— START OF SUPPLIED RECORDS —
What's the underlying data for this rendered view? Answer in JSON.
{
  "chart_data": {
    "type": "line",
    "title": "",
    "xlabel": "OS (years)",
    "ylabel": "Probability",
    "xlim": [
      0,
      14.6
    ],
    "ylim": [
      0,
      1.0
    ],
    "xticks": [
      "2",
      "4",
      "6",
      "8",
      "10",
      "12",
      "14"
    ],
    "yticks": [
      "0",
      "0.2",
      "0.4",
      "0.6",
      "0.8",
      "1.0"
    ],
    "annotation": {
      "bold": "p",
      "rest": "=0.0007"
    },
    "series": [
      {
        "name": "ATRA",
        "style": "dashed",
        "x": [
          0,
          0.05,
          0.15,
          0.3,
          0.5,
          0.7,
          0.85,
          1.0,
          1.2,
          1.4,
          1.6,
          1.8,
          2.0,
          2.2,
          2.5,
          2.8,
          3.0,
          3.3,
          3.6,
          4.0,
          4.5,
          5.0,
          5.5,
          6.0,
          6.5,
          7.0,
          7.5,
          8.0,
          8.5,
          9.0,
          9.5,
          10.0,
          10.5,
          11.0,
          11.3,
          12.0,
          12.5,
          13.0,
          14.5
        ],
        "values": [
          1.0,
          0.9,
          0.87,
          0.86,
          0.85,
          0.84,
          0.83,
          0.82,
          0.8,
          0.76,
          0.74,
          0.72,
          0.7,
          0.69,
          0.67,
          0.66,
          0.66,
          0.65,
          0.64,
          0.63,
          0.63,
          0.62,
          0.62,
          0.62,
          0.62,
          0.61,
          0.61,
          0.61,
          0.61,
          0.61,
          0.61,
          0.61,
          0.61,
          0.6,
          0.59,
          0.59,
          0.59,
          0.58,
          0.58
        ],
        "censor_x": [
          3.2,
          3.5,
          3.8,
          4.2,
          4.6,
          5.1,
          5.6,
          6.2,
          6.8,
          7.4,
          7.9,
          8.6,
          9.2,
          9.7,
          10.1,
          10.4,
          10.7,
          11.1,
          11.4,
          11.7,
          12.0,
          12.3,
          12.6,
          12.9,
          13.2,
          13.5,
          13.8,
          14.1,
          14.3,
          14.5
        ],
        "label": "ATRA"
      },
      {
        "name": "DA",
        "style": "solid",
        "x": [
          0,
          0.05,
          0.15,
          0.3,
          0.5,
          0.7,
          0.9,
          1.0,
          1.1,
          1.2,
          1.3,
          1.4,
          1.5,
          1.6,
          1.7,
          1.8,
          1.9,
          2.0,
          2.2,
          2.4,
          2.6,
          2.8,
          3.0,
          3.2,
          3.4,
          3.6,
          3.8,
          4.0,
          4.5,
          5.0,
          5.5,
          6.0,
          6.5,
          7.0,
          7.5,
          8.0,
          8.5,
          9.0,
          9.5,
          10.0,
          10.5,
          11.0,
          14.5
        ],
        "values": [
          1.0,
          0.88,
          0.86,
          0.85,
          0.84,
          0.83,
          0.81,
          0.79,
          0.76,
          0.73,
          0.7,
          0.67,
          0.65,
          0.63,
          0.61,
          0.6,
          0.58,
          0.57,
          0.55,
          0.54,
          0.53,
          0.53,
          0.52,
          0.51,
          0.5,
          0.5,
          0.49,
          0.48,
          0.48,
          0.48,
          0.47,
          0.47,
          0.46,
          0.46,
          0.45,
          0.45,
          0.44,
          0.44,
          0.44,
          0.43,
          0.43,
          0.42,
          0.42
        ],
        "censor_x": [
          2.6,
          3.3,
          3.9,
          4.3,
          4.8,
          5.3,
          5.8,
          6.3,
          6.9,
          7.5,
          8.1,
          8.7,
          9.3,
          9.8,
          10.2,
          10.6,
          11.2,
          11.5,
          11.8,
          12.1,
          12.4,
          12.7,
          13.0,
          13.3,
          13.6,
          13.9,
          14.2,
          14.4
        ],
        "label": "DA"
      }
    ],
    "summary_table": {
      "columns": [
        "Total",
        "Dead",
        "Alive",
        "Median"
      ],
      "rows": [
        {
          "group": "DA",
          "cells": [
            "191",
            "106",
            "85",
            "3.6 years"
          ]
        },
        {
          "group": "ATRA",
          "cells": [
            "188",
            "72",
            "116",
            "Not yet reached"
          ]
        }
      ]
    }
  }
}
— END OF SUPPLIED RECORDS —
WHAT THE EXERCISE ASKS: Write every line of the material above again, exactly.

SOLUTION:
What's the underlying data for this rendered view? Answer in JSON.
{
  "chart_data": {
    "type": "line",
    "title": "",
    "xlabel": "OS (years)",
    "ylabel": "Probability",
    "xlim": [
      0,
      14.6
    ],
    "ylim": [
      0,
      1.0
    ],
    "xticks": [
      "2",
      "4",
      "6",
      "8",
      "10",
      "12",
      "14"
    ],
    "yticks": [
      "0",
      "0.2",
      "0.4",
      "0.6",
      "0.8",
      "1.0"
    ],
    "annotation": {
      "bold": "p",
      "rest": "=0.0007"
    },
    "series": [
      {
        "name": "ATRA",
        "style": "dashed",
        "x": [
          0,
          0.05,
          0.15,
          0.3,
          0.5,
          0.7,
          0.85,
          1.0,
          1.2,
          1.4,
          1.6,
          1.8,
          2.0,
          2.2,
          2.5,
          2.8,
          3.0,
          3.3,
          3.6,
          4.0,
          4.5,
          5.0,
          5.5,
          6.0,
          6.5,
          7.0,
          7.5,
          8.0,
          8.5,
          9.0,
          9.5,
          10.0,
          10.5,
          11.0,
          11.3,
          12.0,
          12.5,
          13.0,
          14.5
        ],
        "values": [
          1.0,
          0.9,
          0.87,
          0.86,
          0.85,
          0.84,
          0.83,
          0.82,
          0.8,
          0.76,
          0.74,
          0.72,
          0.7,
          0.69,
          0.67,
          0.66,
          0.66,
          0.65,
          0.64,
          0.63,
          0.63,
          0.62,
          0.62,
          0.62,
          0.62,
          0.61,
          0.61,
          0.61,
          0.61,
          0.61,
          0.61,
          0.61,
          0.61,
          0.6,
          0.59,
          0.59,
          0.59,
          0.58,
          0.58
        ],
        "censor_x": [
          3.2,
          3.5,
          3.8,
          4.2,
          4.6,
          5.1,
          5.6,
          6.2,
          6.8,
          7.4,
          7.9,
          8.6,
          9.2,
          9.7,
          10.1,
          10.4,
          10.7,
          11.1,
          11.4,
          11.7,
          12.0,
          12.3,
          12.6,
          12.9,
          13.2,
          13.5,
          13.8,
          14.1,
          14.3,
          14.5
        ],
        "label": "ATRA"
      },
      {
        "name": "DA",
        "style": "solid",
        "x": [
          0,
          0.05,
          0.15,
          0.3,
          0.5,
          0.7,
          0.9,
          1.0,
          1.1,
          1.2,
          1.3,
          1.4,
          1.5,
          1.6,
          1.7,
          1.8,
          1.9,
          2.0,
          2.2,
          2.4,
          2.6,
          2.8,
          3.0,
          3.2,
          3.4,
          3.6,
          3.8,
          4.0,
          4.5,
          5.0,
          5.5,
          6.0,
          6.5,
          7.0,
          7.5,
          8.0,
          8.5,
          9.0,
          9.5,
          10.0,
          10.5,
          11.0,
          14.5
        ],
        "values": [
          1.0,
          0.88,
          0.86,
          0.85,
          0.84,
          0.83,
          0.81,
          0.79,
          0.76,
          0.73,
          0.7,
          0.67,
          0.65,
          0.63,
          0.61,
          0.6,
          0.58,
          0.57,
          0.55,
          0.54,
          0.53,
          0.53,
          0.52,
          0.51,
          0.5,
          0.5,
          0.49,
          0.48,
          0.48,
          0.48,
          0.47,
          0.47,
          0.46,
          0.46,
          0.45,
          0.45,
          0.44,
          0.44,
          0.44,
          0.43,
          0.43,
          0.42,
          0.42
        ],
        "censor_x": [
          2.6,
          3.3,
          3.9,
          4.3,
          4.8,
          5.3,
          5.8,
          6.3,
          6.9,
          7.5,
          8.1,
          8.7,
          9.3,
          9.8,
          10.2,
          10.6,
          11.2,
          11.5,
          11.8,
          12.1,
          12.4,
          12.7,
          13.0,
          13.3,
          13.6,
          13.9,
          14.2,
          14.4
        ],
        "label": "DA"
      }
    ],
    "summary_table": {
      "columns": [
        "Total",
        "Dead",
        "Alive",
        "Median"
      ],
      "rows": [
        {
          "group": "DA",
          "cells": [
            "191",
            "106",
            "85",
            "3.6 years"
          ]
        },
        {
          "group": "ATRA",
          "cells": [
            "188",
            "72",
            "116",
            "Not yet reached"
          ]
        }
      ]
    }
  }
}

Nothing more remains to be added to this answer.